SUPPLIED INFORMATION:

_ _ _

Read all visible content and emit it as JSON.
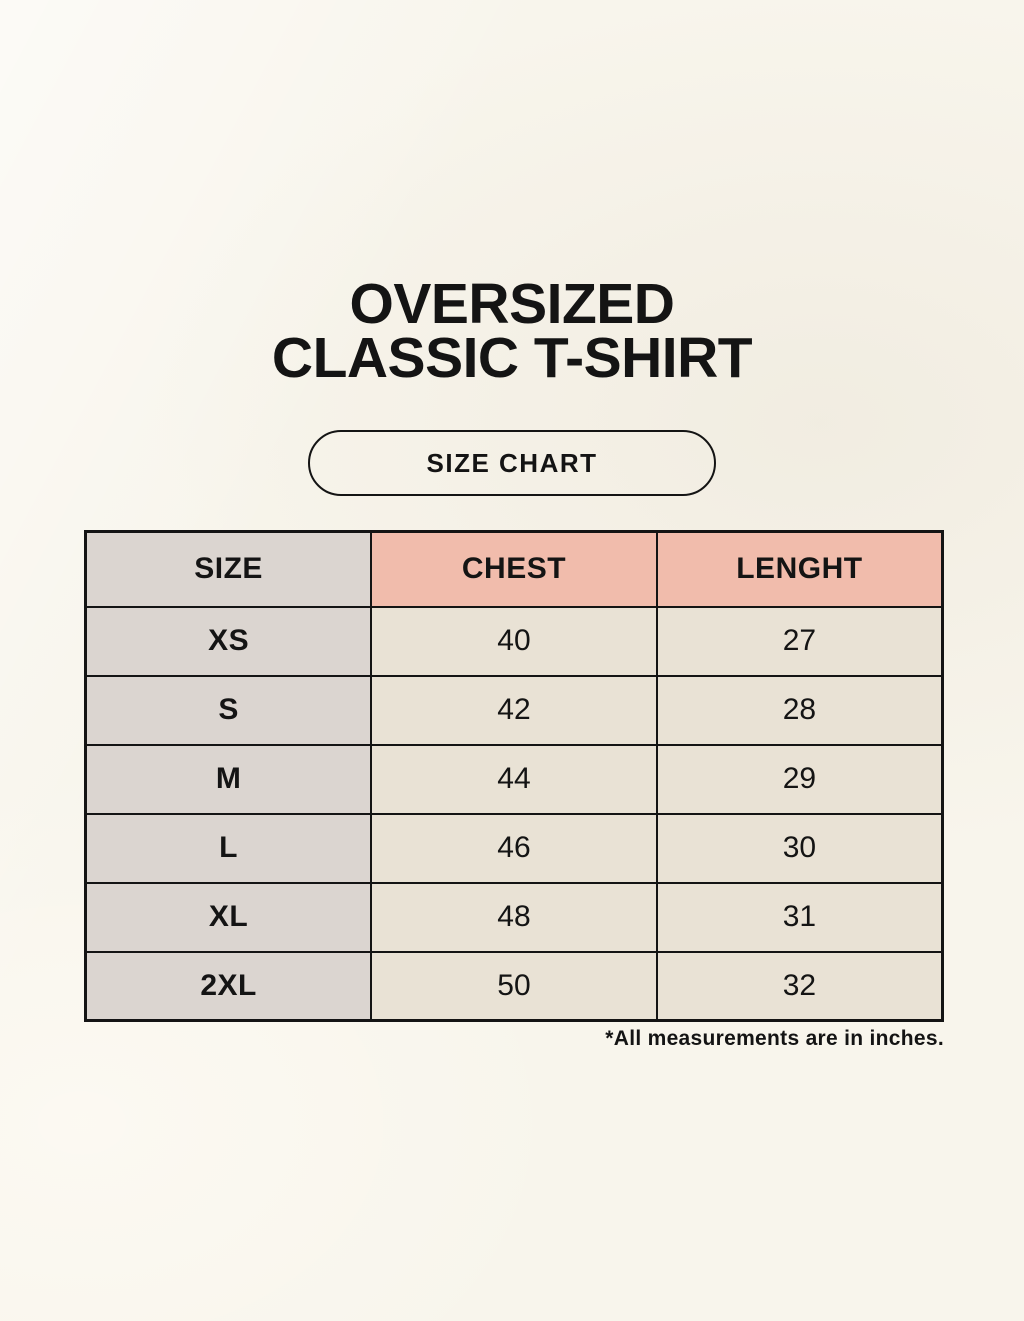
{
  "title": {
    "line1": "OVERSIZED",
    "line2": "CLASSIC T-SHIRT"
  },
  "badge": {
    "label": "SIZE CHART"
  },
  "size_table": {
    "columns": [
      "SIZE",
      "CHEST",
      "LENGHT"
    ],
    "rows": [
      [
        "XS",
        "40",
        "27"
      ],
      [
        "S",
        "42",
        "28"
      ],
      [
        "M",
        "44",
        "29"
      ],
      [
        "L",
        "46",
        "30"
      ],
      [
        "XL",
        "48",
        "31"
      ],
      [
        "2XL",
        "50",
        "32"
      ]
    ],
    "footnote": "*All measurements are in inches."
  },
  "chart_data": {
    "type": "table",
    "title": "OVERSIZED CLASSIC T-SHIRT — SIZE CHART",
    "columns": [
      "SIZE",
      "CHEST",
      "LENGHT"
    ],
    "rows": [
      [
        "XS",
        40,
        27
      ],
      [
        "S",
        42,
        28
      ],
      [
        "M",
        44,
        29
      ],
      [
        "L",
        46,
        30
      ],
      [
        "XL",
        48,
        31
      ],
      [
        "2XL",
        50,
        32
      ]
    ],
    "units_note": "*All measurements are in inches."
  },
  "colors": {
    "background": "#f8f5ec",
    "table_gray": "#dbd5d0",
    "table_pink": "#f1bcac",
    "table_cream": "#e9e2d5",
    "border": "#141414",
    "text": "#141414"
  }
}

_ _ _

PROBLEM DETAILS: What is the number of lines in the data above that include the word "inches"? Answer with that number only.

ANSWER IN FULL: 2